Problem description>
Wherever the word "JSON" appears in a line, extract that line.

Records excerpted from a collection
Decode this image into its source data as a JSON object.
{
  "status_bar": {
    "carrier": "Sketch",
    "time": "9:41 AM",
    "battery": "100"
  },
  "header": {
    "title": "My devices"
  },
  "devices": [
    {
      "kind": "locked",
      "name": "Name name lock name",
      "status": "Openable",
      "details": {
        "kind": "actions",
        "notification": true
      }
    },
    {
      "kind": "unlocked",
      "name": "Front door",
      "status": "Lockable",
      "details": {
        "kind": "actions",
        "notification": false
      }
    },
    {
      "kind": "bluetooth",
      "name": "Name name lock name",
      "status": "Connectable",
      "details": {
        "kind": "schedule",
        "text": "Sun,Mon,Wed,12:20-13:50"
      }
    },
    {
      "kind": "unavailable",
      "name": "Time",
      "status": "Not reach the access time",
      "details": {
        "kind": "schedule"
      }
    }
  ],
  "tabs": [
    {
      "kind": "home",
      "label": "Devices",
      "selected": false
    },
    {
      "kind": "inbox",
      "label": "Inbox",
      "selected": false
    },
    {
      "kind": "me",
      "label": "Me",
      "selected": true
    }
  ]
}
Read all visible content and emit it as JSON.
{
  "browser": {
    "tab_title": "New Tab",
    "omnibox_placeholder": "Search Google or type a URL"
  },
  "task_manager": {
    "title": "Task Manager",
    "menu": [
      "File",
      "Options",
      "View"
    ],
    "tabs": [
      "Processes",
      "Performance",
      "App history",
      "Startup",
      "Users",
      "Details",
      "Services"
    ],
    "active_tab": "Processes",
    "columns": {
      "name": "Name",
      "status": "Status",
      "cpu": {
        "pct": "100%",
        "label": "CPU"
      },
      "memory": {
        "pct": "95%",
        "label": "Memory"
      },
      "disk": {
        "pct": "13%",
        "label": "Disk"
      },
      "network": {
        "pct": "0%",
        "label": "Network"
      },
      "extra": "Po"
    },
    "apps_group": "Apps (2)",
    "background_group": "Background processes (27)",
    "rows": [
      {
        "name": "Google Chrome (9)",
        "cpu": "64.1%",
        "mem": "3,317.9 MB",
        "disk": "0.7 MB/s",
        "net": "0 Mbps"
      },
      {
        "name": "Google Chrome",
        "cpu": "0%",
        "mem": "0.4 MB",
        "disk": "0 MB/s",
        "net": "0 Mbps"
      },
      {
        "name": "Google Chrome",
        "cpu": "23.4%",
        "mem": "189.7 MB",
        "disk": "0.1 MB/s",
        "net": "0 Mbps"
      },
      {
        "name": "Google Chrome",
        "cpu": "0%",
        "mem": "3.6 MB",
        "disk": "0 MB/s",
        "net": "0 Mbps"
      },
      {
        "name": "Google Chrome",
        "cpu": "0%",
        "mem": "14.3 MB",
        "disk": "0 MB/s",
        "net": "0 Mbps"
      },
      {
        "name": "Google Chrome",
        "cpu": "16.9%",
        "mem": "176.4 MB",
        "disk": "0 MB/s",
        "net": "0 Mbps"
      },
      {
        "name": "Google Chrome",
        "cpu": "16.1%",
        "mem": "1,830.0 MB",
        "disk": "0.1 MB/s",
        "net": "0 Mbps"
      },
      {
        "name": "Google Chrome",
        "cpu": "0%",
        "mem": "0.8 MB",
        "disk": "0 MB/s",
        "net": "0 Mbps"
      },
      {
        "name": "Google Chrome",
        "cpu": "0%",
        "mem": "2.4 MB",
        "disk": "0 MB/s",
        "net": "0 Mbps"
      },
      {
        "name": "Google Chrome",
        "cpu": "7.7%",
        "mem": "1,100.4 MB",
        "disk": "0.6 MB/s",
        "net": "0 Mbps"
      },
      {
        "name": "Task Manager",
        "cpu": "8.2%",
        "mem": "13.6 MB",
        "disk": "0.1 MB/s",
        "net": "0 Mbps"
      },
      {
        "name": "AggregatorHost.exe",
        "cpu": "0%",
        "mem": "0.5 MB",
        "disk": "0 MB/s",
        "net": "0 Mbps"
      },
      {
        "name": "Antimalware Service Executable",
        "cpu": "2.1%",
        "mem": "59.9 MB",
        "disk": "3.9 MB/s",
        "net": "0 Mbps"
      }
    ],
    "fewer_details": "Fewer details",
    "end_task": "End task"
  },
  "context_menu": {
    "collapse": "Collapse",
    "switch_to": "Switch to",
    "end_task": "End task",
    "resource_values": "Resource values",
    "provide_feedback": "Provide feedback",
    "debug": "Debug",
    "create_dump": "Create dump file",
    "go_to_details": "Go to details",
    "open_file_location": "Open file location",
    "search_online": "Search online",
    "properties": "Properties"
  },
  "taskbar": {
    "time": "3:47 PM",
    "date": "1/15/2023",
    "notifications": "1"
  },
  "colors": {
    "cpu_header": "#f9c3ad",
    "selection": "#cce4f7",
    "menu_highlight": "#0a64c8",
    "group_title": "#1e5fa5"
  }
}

Expected answer>
Decode this image into its source data as a JSON object.
Read all visible content and emit it as JSON.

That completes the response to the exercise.